#### Source records
* * * *
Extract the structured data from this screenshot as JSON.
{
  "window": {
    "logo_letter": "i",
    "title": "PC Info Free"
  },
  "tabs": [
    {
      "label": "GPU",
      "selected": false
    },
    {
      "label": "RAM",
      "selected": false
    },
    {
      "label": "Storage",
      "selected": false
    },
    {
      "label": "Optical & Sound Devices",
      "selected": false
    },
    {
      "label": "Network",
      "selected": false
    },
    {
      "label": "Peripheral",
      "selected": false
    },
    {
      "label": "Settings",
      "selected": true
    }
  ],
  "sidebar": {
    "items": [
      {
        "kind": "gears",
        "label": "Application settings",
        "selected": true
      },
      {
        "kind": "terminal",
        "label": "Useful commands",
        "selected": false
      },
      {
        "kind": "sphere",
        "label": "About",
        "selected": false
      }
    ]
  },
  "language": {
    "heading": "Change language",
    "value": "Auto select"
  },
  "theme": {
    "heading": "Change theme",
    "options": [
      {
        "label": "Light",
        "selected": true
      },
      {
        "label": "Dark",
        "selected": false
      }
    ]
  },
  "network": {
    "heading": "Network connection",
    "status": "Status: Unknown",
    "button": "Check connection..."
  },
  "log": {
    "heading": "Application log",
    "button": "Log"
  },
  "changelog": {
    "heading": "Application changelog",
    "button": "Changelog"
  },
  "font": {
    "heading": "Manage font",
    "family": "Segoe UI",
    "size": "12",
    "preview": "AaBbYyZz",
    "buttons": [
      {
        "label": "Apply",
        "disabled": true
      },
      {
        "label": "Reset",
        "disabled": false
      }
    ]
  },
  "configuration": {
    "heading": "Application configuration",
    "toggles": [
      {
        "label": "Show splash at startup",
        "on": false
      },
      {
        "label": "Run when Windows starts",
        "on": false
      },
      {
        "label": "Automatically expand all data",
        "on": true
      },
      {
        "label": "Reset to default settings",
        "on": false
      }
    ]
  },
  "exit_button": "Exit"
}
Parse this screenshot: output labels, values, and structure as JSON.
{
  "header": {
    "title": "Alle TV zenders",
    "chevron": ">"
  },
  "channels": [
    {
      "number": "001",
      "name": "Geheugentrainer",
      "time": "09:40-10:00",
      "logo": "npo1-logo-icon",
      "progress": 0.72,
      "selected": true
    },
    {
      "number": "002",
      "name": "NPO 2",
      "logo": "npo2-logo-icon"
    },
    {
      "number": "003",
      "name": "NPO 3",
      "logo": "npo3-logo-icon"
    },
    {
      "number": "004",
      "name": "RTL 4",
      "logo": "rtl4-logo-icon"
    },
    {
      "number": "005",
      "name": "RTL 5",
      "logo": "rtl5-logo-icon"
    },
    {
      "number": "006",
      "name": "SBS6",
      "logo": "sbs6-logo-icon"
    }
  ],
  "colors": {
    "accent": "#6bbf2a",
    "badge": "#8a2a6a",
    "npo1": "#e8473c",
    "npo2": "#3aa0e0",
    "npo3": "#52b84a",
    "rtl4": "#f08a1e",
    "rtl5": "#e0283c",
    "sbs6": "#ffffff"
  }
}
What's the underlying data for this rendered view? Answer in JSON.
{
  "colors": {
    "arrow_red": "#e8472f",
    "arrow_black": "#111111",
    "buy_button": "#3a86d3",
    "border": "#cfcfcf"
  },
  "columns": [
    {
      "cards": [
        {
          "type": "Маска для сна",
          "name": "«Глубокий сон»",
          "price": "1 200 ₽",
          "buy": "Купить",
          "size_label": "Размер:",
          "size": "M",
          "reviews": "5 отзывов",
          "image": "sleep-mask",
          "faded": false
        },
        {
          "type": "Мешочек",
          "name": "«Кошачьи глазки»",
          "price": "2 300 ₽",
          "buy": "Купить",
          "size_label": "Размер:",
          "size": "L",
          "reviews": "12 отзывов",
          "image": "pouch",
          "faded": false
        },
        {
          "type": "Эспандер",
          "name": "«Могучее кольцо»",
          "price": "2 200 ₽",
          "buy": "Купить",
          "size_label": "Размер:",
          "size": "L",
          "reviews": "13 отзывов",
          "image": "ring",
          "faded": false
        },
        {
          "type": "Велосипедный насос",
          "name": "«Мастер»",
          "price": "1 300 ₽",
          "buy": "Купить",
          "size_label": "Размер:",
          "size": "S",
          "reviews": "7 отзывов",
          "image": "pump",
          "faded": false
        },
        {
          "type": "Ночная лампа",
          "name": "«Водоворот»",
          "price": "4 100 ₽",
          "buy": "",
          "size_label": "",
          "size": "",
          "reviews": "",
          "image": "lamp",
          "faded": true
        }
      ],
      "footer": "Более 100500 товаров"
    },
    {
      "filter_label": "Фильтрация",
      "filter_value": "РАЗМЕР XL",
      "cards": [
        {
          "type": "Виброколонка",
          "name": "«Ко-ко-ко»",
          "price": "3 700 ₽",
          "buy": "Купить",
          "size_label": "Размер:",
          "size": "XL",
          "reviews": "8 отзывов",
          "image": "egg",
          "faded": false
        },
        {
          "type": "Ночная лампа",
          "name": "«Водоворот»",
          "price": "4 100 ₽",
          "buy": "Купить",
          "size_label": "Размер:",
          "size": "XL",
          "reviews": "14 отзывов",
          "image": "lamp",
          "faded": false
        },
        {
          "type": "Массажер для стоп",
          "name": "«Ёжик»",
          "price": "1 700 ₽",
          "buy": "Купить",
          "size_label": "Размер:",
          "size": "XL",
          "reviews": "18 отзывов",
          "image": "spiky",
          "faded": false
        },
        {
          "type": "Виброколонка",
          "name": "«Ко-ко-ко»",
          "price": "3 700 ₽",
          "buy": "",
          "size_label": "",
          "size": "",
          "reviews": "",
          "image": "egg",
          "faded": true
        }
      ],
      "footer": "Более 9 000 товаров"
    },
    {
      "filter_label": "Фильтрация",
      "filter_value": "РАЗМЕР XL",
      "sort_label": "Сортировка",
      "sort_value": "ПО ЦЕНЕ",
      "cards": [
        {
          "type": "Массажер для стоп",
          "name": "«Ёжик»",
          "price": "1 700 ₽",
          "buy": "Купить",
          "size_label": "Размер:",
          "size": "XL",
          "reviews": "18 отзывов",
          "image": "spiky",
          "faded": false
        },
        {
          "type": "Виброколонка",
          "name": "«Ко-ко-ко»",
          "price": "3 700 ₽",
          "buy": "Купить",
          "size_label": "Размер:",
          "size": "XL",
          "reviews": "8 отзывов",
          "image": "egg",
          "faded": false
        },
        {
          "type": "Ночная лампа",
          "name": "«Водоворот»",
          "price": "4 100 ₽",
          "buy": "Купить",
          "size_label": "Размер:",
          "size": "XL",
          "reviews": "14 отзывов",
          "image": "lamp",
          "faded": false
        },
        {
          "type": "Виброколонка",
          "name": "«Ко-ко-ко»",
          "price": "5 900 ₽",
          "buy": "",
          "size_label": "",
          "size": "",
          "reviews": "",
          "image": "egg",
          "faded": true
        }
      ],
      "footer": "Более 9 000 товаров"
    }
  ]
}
* * * *
#### What you will do
In full and verbatim, repeat the records given above.

#### Right answer
Extract the structured data from this screenshot as JSON.
{
  "window": {
    "logo_letter": "i",
    "title": "PC Info Free"
  },
  "tabs": [
    {
      "label": "GPU",
      "selected": false
    },
    {
      "label": "RAM",
      "selected": false
    },
    {
      "label": "Storage",
      "selected": false
    },
    {
      "label": "Optical & Sound Devices",
      "selected": false
    },
    {
      "label": "Network",
      "selected": false
    },
    {
      "label": "Peripheral",
      "selected": false
    },
    {
      "label": "Settings",
      "selected": true
    }
  ],
  "sidebar": {
    "items": [
      {
        "kind": "gears",
        "label": "Application settings",
        "selected": true
      },
      {
        "kind": "terminal",
        "label": "Useful commands",
        "selected": false
      },
      {
        "kind": "sphere",
        "label": "About",
        "selected": false
      }
    ]
  },
  "language": {
    "heading": "Change language",
    "value": "Auto select"
  },
  "theme": {
    "heading": "Change theme",
    "options": [
      {
        "label": "Light",
        "selected": true
      },
      {
        "label": "Dark",
        "selected": false
      }
    ]
  },
  "network": {
    "heading": "Network connection",
    "status": "Status: Unknown",
    "button": "Check connection..."
  },
  "log": {
    "heading": "Application log",
    "button": "Log"
  },
  "changelog": {
    "heading": "Application changelog",
    "button": "Changelog"
  },
  "font": {
    "heading": "Manage font",
    "family": "Segoe UI",
    "size": "12",
    "preview": "AaBbYyZz",
    "buttons": [
      {
        "label": "Apply",
        "disabled": true
      },
      {
        "label": "Reset",
        "disabled": false
      }
    ]
  },
  "configuration": {
    "heading": "Application configuration",
    "toggles": [
      {
        "label": "Show splash at startup",
        "on": false
      },
      {
        "label": "Run when Windows starts",
        "on": false
      },
      {
        "label": "Automatically expand all data",
        "on": true
      },
      {
        "label": "Reset to default settings",
        "on": false
      }
    ]
  },
  "exit_button": "Exit"
}
Parse this screenshot: output labels, values, and structure as JSON.
{
  "header": {
    "title": "Alle TV zenders",
    "chevron": ">"
  },
  "channels": [
    {
      "number": "001",
      "name": "Geheugentrainer",
      "time": "09:40-10:00",
      "logo": "npo1-logo-icon",
      "progress": 0.72,
      "selected": true
    },
    {
      "number": "002",
      "name": "NPO 2",
      "logo": "npo2-logo-icon"
    },
    {
      "number": "003",
      "name": "NPO 3",
      "logo": "npo3-logo-icon"
    },
    {
      "number": "004",
      "name": "RTL 4",
      "logo": "rtl4-logo-icon"
    },
    {
      "number": "005",
      "name": "RTL 5",
      "logo": "rtl5-logo-icon"
    },
    {
      "number": "006",
      "name": "SBS6",
      "logo": "sbs6-logo-icon"
    }
  ],
  "colors": {
    "accent": "#6bbf2a",
    "badge": "#8a2a6a",
    "npo1": "#e8473c",
    "npo2": "#3aa0e0",
    "npo3": "#52b84a",
    "rtl4": "#f08a1e",
    "rtl5": "#e0283c",
    "sbs6": "#ffffff"
  }
}
What's the underlying data for this rendered view? Answer in JSON.
{
  "colors": {
    "arrow_red": "#e8472f",
    "arrow_black": "#111111",
    "buy_button": "#3a86d3",
    "border": "#cfcfcf"
  },
  "columns": [
    {
      "cards": [
        {
          "type": "Маска для сна",
          "name": "«Глубокий сон»",
          "price": "1 200 ₽",
          "buy": "Купить",
          "size_label": "Размер:",
          "size": "M",
          "reviews": "5 отзывов",
          "image": "sleep-mask",
          "faded": false
        },
        {
          "type": "Мешочек",
          "name": "«Кошачьи глазки»",
          "price": "2 300 ₽",
          "buy": "Купить",
          "size_label": "Размер:",
          "size": "L",
          "reviews": "12 отзывов",
          "image": "pouch",
          "faded": false
        },
        {
          "type": "Эспандер",
          "name": "«Могучее кольцо»",
          "price": "2 200 ₽",
          "buy": "Купить",
          "size_label": "Размер:",
          "size": "L",
          "reviews": "13 отзывов",
          "image": "ring",
          "faded": false
        },
        {
          "type": "Велосипедный насос",
          "name": "«Мастер»",
          "price": "1 300 ₽",
          "buy": "Купить",
          "size_label": "Размер:",
          "size": "S",
          "reviews": "7 отзывов",
          "image": "pump",
          "faded": false
        },
        {
          "type": "Ночная лампа",
          "name": "«Водоворот»",
          "price": "4 100 ₽",
          "buy": "",
          "size_label": "",
          "size": "",
          "reviews": "",
          "image": "lamp",
          "faded": true
        }
      ],
      "footer": "Более 100500 товаров"
    },
    {
      "filter_label": "Фильтрация",
      "filter_value": "РАЗМЕР XL",
      "cards": [
        {
          "type": "Виброколонка",
          "name": "«Ко-ко-ко»",
          "price": "3 700 ₽",
          "buy": "Купить",
          "size_label": "Размер:",
          "size": "XL",
          "reviews": "8 отзывов",
          "image": "egg",
          "faded": false
        },
        {
          "type": "Ночная лампа",
          "name": "«Водоворот»",
          "price": "4 100 ₽",
          "buy": "Купить",
          "size_label": "Размер:",
          "size": "XL",
          "reviews": "14 отзывов",
          "image": "lamp",
          "faded": false
        },
        {
          "type": "Массажер для стоп",
          "name": "«Ёжик»",
          "price": "1 700 ₽",
          "buy": "Купить",
          "size_label": "Размер:",
          "size": "XL",
          "reviews": "18 отзывов",
          "image": "spiky",
          "faded": false
        },
        {
          "type": "Виброколонка",
          "name": "«Ко-ко-ко»",
          "price": "3 700 ₽",
          "buy": "",
          "size_label": "",
          "size": "",
          "reviews": "",
          "image": "egg",
          "faded": true
        }
      ],
      "footer": "Более 9 000 товаров"
    },
    {
      "filter_label": "Фильтрация",
      "filter_value": "РАЗМЕР XL",
      "sort_label": "Сортировка",
      "sort_value": "ПО ЦЕНЕ",
      "cards": [
        {
          "type": "Массажер для стоп",
          "name": "«Ёжик»",
          "price": "1 700 ₽",
          "buy": "Купить",
          "size_label": "Размер:",
          "size": "XL",
          "reviews": "18 отзывов",
          "image": "spiky",
          "faded": false
        },
        {
          "type": "Виброколонка",
          "name": "«Ко-ко-ко»",
          "price": "3 700 ₽",
          "buy": "Купить",
          "size_label": "Размер:",
          "size": "XL",
          "reviews": "8 отзывов",
          "image": "egg",
          "faded": false
        },
        {
          "type": "Ночная лампа",
          "name": "«Водоворот»",
          "price": "4 100 ₽",
          "buy": "Купить",
          "size_label": "Размер:",
          "size": "XL",
          "reviews": "14 отзывов",
          "image": "lamp",
          "faded": false
        },
        {
          "type": "Виброколонка",
          "name": "«Ко-ко-ко»",
          "price": "5 900 ₽",
          "buy": "",
          "size_label": "",
          "size": "",
          "reviews": "",
          "image": "egg",
          "faded": true
        }
      ],
      "footer": "Более 9 000 товаров"
    }
  ]
}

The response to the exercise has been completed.